**Your objective**
Transcribe all of the records word for word, but omit the pictures.

Figure data in JSON
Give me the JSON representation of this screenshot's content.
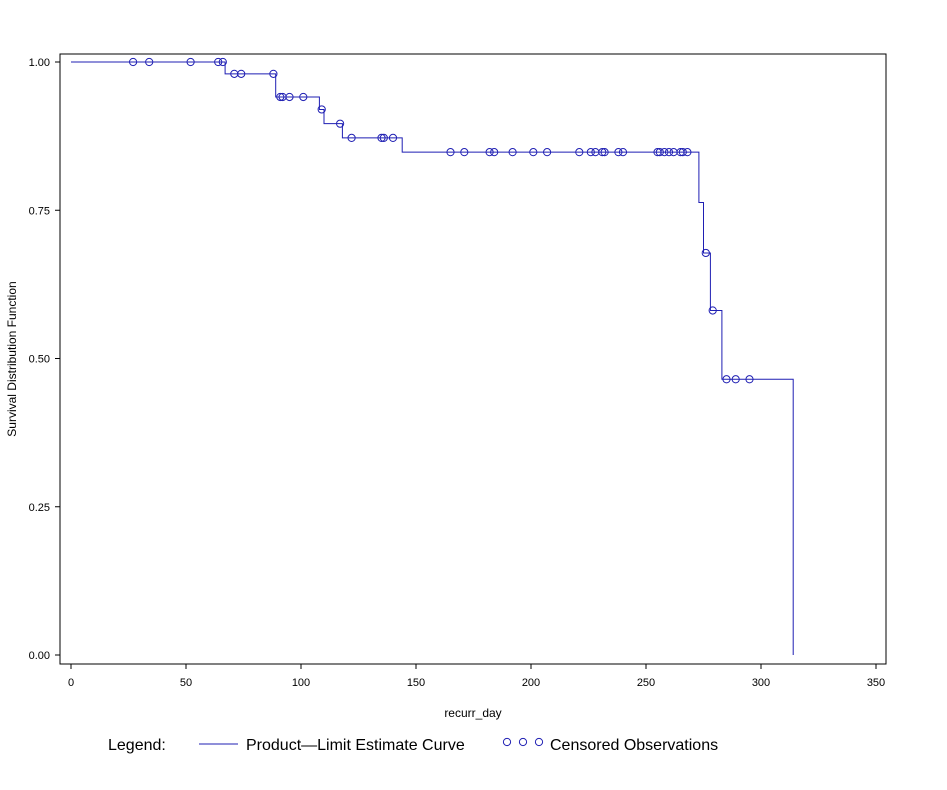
{
  "chart_data": {
    "type": "line",
    "title": "",
    "xlabel": "recurr_day",
    "ylabel": "Survival Distribution Function",
    "xlim": [
      0,
      350
    ],
    "ylim": [
      0,
      1
    ],
    "x_ticks": [
      "0",
      "50",
      "100",
      "150",
      "200",
      "250",
      "300",
      "350"
    ],
    "x_tick_values": [
      0,
      50,
      100,
      150,
      200,
      250,
      300,
      350
    ],
    "y_ticks": [
      "0.00",
      "0.25",
      "0.50",
      "0.75",
      "1.00"
    ],
    "y_tick_values": [
      0,
      0.25,
      0.5,
      0.75,
      1.0
    ],
    "grid": false,
    "color": "#1f1fb3",
    "series": [
      {
        "name": "Product-Limit Estimate Curve",
        "style": "step",
        "x": [
          0,
          67,
          89,
          108,
          110,
          118,
          144,
          273,
          275,
          278,
          283,
          314,
          314
        ],
        "y": [
          1.0,
          0.98,
          0.941,
          0.92,
          0.896,
          0.872,
          0.848,
          0.763,
          0.678,
          0.581,
          0.465,
          0.465,
          0.0
        ]
      },
      {
        "name": "Censored Observations",
        "style": "marker",
        "points": [
          [
            27,
            1.0
          ],
          [
            34,
            1.0
          ],
          [
            52,
            1.0
          ],
          [
            64,
            1.0
          ],
          [
            66,
            1.0
          ],
          [
            71,
            0.98
          ],
          [
            74,
            0.98
          ],
          [
            88,
            0.98
          ],
          [
            91,
            0.941
          ],
          [
            92,
            0.941
          ],
          [
            95,
            0.941
          ],
          [
            101,
            0.941
          ],
          [
            109,
            0.92
          ],
          [
            117,
            0.896
          ],
          [
            122,
            0.872
          ],
          [
            135,
            0.872
          ],
          [
            136,
            0.872
          ],
          [
            140,
            0.872
          ],
          [
            165,
            0.848
          ],
          [
            171,
            0.848
          ],
          [
            182,
            0.848
          ],
          [
            184,
            0.848
          ],
          [
            192,
            0.848
          ],
          [
            201,
            0.848
          ],
          [
            207,
            0.848
          ],
          [
            221,
            0.848
          ],
          [
            226,
            0.848
          ],
          [
            228,
            0.848
          ],
          [
            231,
            0.848
          ],
          [
            232,
            0.848
          ],
          [
            238,
            0.848
          ],
          [
            240,
            0.848
          ],
          [
            255,
            0.848
          ],
          [
            256,
            0.848
          ],
          [
            258,
            0.848
          ],
          [
            260,
            0.848
          ],
          [
            262,
            0.848
          ],
          [
            265,
            0.848
          ],
          [
            266,
            0.848
          ],
          [
            268,
            0.848
          ],
          [
            276,
            0.678
          ],
          [
            279,
            0.581
          ],
          [
            285,
            0.465
          ],
          [
            289,
            0.465
          ],
          [
            295,
            0.465
          ]
        ]
      }
    ],
    "legend": {
      "label": "Legend:",
      "curve_label": "Product—Limit Estimate Curve",
      "censored_label": "Censored Observations",
      "placement": "bottom"
    }
  }
}
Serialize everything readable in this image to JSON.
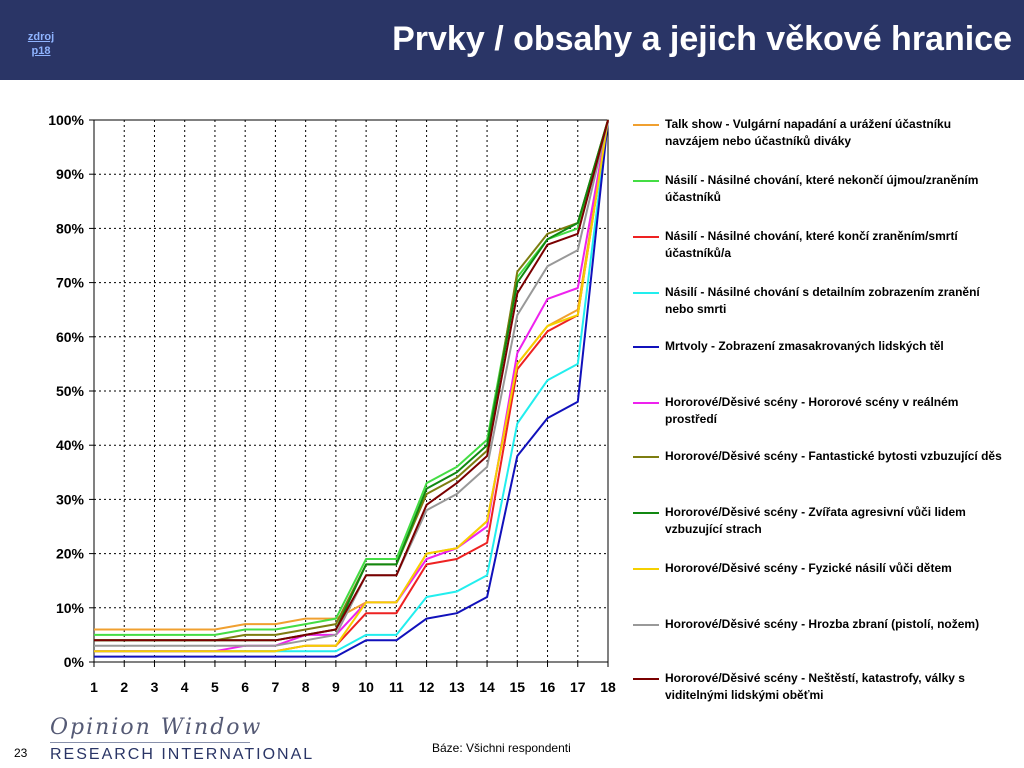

**Final result**
Give me the JSON representation of this screenshot's content.
{
  "chart_data": {
    "type": "line",
    "title": "",
    "xlabel": "recurr_day",
    "ylabel": "Survival Distribution Function",
    "xlim": [
      0,
      350
    ],
    "ylim": [
      0,
      1
    ],
    "x_ticks": [
      "0",
      "50",
      "100",
      "150",
      "200",
      "250",
      "300",
      "350"
    ],
    "x_tick_values": [
      0,
      50,
      100,
      150,
      200,
      250,
      300,
      350
    ],
    "y_ticks": [
      "0.00",
      "0.25",
      "0.50",
      "0.75",
      "1.00"
    ],
    "y_tick_values": [
      0,
      0.25,
      0.5,
      0.75,
      1.0
    ],
    "grid": false,
    "color": "#1f1fb3",
    "series": [
      {
        "name": "Product-Limit Estimate Curve",
        "style": "step",
        "x": [
          0,
          67,
          89,
          108,
          110,
          118,
          144,
          273,
          275,
          278,
          283,
          314,
          314
        ],
        "y": [
          1.0,
          0.98,
          0.941,
          0.92,
          0.896,
          0.872,
          0.848,
          0.763,
          0.678,
          0.581,
          0.465,
          0.465,
          0.0
        ]
      },
      {
        "name": "Censored Observations",
        "style": "marker",
        "points": [
          [
            27,
            1.0
          ],
          [
            34,
            1.0
          ],
          [
            52,
            1.0
          ],
          [
            64,
            1.0
          ],
          [
            66,
            1.0
          ],
          [
            71,
            0.98
          ],
          [
            74,
            0.98
          ],
          [
            88,
            0.98
          ],
          [
            91,
            0.941
          ],
          [
            92,
            0.941
          ],
          [
            95,
            0.941
          ],
          [
            101,
            0.941
          ],
          [
            109,
            0.92
          ],
          [
            117,
            0.896
          ],
          [
            122,
            0.872
          ],
          [
            135,
            0.872
          ],
          [
            136,
            0.872
          ],
          [
            140,
            0.872
          ],
          [
            165,
            0.848
          ],
          [
            171,
            0.848
          ],
          [
            182,
            0.848
          ],
          [
            184,
            0.848
          ],
          [
            192,
            0.848
          ],
          [
            201,
            0.848
          ],
          [
            207,
            0.848
          ],
          [
            221,
            0.848
          ],
          [
            226,
            0.848
          ],
          [
            228,
            0.848
          ],
          [
            231,
            0.848
          ],
          [
            232,
            0.848
          ],
          [
            238,
            0.848
          ],
          [
            240,
            0.848
          ],
          [
            255,
            0.848
          ],
          [
            256,
            0.848
          ],
          [
            258,
            0.848
          ],
          [
            260,
            0.848
          ],
          [
            262,
            0.848
          ],
          [
            265,
            0.848
          ],
          [
            266,
            0.848
          ],
          [
            268,
            0.848
          ],
          [
            276,
            0.678
          ],
          [
            279,
            0.581
          ],
          [
            285,
            0.465
          ],
          [
            289,
            0.465
          ],
          [
            295,
            0.465
          ]
        ]
      }
    ],
    "legend": {
      "label": "Legend:",
      "curve_label": "Product—Limit Estimate Curve",
      "censored_label": "Censored Observations",
      "placement": "bottom"
    }
  }
}
Serialize everything readable in this image to JSON.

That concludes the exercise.